- Set problem
Reproduce the lines of the material exactly, from its first line through the line that contains "citation-link[interactable]: 37 xyxy=(254,630,281,655)", including both.

Dataset records:
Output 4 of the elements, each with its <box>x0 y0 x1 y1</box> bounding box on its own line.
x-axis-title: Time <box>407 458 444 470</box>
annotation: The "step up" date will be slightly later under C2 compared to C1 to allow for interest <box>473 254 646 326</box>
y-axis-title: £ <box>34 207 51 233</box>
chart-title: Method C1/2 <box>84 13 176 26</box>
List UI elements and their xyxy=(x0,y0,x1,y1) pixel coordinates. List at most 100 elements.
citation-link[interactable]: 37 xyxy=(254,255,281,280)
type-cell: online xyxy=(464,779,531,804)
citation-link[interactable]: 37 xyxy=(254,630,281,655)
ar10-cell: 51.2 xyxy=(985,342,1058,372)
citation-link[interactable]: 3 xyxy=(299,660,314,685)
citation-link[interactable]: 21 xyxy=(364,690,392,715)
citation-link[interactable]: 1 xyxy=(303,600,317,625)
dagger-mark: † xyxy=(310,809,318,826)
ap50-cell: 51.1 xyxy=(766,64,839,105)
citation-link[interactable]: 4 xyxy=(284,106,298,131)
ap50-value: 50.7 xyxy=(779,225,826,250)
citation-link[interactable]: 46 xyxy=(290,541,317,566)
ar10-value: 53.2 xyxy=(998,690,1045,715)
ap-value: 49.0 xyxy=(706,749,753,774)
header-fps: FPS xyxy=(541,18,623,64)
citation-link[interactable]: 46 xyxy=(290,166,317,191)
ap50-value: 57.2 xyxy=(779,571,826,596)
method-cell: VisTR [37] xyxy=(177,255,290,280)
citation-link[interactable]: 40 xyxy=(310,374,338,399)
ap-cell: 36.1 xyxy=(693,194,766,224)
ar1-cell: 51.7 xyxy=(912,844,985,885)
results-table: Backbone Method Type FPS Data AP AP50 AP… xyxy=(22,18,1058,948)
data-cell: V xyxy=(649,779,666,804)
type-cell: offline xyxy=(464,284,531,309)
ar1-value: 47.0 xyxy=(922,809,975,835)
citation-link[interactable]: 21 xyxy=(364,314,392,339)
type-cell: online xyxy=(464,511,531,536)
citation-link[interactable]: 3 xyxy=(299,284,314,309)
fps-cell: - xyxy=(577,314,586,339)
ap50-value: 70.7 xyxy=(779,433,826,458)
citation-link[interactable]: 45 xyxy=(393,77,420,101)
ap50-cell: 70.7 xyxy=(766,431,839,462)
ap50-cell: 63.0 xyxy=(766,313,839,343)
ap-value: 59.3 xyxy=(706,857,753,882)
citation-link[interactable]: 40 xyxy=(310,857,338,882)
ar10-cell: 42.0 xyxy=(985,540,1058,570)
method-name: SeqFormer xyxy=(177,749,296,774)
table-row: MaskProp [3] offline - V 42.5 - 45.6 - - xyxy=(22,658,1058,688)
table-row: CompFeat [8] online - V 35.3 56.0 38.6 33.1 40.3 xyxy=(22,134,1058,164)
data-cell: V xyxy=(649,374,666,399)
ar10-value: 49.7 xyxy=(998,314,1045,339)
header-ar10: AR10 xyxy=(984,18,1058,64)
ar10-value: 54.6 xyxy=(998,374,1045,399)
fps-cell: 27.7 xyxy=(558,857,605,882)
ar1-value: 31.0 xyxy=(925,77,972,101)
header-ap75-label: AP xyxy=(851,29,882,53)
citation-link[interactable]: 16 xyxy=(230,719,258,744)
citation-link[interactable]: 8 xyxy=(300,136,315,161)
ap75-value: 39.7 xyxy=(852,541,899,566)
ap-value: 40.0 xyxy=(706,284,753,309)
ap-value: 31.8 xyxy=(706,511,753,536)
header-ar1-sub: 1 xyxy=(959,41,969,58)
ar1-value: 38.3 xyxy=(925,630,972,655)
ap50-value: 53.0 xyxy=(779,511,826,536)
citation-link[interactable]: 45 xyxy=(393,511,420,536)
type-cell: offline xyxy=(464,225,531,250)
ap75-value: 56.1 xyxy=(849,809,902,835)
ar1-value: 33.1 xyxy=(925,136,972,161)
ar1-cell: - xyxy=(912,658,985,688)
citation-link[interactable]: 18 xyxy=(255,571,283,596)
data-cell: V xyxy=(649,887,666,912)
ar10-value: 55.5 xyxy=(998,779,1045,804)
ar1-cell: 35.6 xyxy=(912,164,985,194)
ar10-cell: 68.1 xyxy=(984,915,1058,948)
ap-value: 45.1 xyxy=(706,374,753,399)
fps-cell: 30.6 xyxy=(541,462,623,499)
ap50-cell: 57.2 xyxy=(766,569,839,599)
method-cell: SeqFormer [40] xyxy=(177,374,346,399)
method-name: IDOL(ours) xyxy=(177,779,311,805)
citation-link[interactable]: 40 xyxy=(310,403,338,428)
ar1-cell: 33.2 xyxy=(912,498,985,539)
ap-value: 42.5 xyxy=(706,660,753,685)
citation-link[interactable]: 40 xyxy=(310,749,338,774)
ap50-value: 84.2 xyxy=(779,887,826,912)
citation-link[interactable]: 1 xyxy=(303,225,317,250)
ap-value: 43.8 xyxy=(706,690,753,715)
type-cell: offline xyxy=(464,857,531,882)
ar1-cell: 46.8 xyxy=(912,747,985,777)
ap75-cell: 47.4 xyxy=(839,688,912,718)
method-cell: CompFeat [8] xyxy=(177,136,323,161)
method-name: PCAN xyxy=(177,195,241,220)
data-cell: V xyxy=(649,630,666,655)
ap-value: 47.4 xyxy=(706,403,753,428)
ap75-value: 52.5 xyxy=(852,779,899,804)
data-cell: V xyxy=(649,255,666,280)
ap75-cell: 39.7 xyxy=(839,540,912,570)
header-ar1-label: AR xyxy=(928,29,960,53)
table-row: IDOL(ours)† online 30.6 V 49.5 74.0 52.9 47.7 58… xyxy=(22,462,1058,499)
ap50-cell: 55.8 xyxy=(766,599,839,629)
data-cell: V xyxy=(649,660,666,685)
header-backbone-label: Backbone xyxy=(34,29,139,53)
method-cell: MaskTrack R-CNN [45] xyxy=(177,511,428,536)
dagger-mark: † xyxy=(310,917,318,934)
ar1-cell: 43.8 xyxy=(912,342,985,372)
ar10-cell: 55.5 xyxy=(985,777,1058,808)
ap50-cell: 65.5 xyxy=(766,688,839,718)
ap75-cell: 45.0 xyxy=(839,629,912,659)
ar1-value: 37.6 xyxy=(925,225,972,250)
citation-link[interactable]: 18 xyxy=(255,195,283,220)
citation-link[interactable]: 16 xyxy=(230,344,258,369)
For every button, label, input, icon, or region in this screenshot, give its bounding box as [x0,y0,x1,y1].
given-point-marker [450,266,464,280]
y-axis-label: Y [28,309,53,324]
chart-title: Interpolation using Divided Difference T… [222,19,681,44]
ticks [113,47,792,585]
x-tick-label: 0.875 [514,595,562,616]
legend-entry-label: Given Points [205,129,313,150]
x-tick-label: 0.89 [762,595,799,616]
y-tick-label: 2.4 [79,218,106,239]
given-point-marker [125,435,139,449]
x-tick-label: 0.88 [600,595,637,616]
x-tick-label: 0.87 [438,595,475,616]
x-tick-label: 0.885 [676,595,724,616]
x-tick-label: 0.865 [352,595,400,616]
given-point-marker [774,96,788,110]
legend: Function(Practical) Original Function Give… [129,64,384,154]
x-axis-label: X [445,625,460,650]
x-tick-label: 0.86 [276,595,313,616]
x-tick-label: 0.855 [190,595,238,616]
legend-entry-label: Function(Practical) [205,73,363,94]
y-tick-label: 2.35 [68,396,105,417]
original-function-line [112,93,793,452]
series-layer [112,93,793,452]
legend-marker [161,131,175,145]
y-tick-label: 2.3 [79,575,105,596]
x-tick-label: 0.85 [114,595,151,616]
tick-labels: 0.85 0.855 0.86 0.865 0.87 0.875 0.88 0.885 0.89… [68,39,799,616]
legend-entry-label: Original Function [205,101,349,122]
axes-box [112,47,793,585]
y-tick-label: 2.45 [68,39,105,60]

- Correct answer
Output 4 of the elements, each with its <box>x0 y0 x1 y1</box> bounding box on its own line.
x-axis-title: Time <box>407 458 444 470</box>
annotation: The "step up" date will be slightly later under C2 compared to C1 to allow for interest <box>473 254 646 326</box>
y-axis-title: £ <box>34 207 51 233</box>
chart-title: Method C1/2 <box>84 13 176 26</box>
List UI elements and their xyxy=(x0,y0,x1,y1) pixel coordinates. List at most 100 elements.
citation-link[interactable]: 37 xyxy=(254,255,281,280)
type-cell: online xyxy=(464,779,531,804)
citation-link[interactable]: 37 xyxy=(254,630,281,655)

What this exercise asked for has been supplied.